Task to complete:
Go through the material and pull out every line with the string "täyttänee" in it.

Data to use:
============
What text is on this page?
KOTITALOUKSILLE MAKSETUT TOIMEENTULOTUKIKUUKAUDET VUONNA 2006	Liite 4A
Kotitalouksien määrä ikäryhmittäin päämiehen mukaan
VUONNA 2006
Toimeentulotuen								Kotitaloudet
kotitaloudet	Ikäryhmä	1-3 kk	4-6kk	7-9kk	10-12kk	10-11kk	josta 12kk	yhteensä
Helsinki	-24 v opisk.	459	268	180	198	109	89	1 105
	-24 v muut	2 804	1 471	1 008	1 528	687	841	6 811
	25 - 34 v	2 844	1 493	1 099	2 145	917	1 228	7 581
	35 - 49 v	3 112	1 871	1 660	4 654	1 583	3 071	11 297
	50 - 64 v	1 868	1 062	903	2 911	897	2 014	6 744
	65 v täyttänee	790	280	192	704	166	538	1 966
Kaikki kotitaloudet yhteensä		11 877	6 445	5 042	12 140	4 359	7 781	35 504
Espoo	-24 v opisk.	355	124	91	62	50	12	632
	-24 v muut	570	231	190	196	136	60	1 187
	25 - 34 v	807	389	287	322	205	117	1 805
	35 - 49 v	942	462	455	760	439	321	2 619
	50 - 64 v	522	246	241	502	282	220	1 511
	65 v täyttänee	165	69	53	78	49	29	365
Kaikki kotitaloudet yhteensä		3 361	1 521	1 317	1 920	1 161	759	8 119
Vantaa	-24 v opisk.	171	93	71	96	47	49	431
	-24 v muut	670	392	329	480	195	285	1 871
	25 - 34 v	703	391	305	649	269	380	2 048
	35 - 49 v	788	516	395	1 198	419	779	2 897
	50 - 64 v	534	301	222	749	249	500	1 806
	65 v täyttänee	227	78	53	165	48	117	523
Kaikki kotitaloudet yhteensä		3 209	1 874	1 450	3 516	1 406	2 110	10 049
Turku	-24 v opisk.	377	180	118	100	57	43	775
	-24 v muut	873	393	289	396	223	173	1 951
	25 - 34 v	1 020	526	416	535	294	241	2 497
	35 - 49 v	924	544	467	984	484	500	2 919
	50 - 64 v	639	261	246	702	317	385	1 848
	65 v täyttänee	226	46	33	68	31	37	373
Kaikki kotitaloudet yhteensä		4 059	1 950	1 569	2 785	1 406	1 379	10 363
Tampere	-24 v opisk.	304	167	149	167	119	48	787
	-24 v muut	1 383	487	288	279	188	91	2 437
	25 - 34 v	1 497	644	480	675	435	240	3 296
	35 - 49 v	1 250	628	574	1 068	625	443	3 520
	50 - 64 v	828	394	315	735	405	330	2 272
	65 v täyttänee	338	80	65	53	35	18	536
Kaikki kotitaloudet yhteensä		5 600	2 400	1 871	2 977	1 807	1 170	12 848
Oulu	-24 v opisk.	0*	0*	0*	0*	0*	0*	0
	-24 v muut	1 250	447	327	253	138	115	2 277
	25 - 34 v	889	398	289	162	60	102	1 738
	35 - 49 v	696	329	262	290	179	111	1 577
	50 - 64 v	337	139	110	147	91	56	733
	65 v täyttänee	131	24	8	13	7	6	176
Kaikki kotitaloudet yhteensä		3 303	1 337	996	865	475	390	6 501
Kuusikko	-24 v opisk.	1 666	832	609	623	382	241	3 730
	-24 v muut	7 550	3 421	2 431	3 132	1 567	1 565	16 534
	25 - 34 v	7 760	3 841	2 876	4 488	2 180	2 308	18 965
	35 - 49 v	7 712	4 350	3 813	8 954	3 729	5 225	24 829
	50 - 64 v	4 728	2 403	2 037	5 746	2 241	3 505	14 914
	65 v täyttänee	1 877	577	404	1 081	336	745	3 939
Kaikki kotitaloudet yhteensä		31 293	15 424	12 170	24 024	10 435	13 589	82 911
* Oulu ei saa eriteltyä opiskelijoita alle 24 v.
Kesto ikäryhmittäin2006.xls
============
Task response:
	65 v täyttänee	790	280	192	704	166	538	1 966
	65 v täyttänee	165	69	53	78	49	29	365
	65 v täyttänee	227	78	53	165	48	117	523
	65 v täyttänee	226	46	33	68	31	37	373
	65 v täyttänee	338	80	65	53	35	18	536
	65 v täyttänee	131	24	8	13	7	6	176
	65 v täyttänee	1 877	577	404	1 081	336	745	3 939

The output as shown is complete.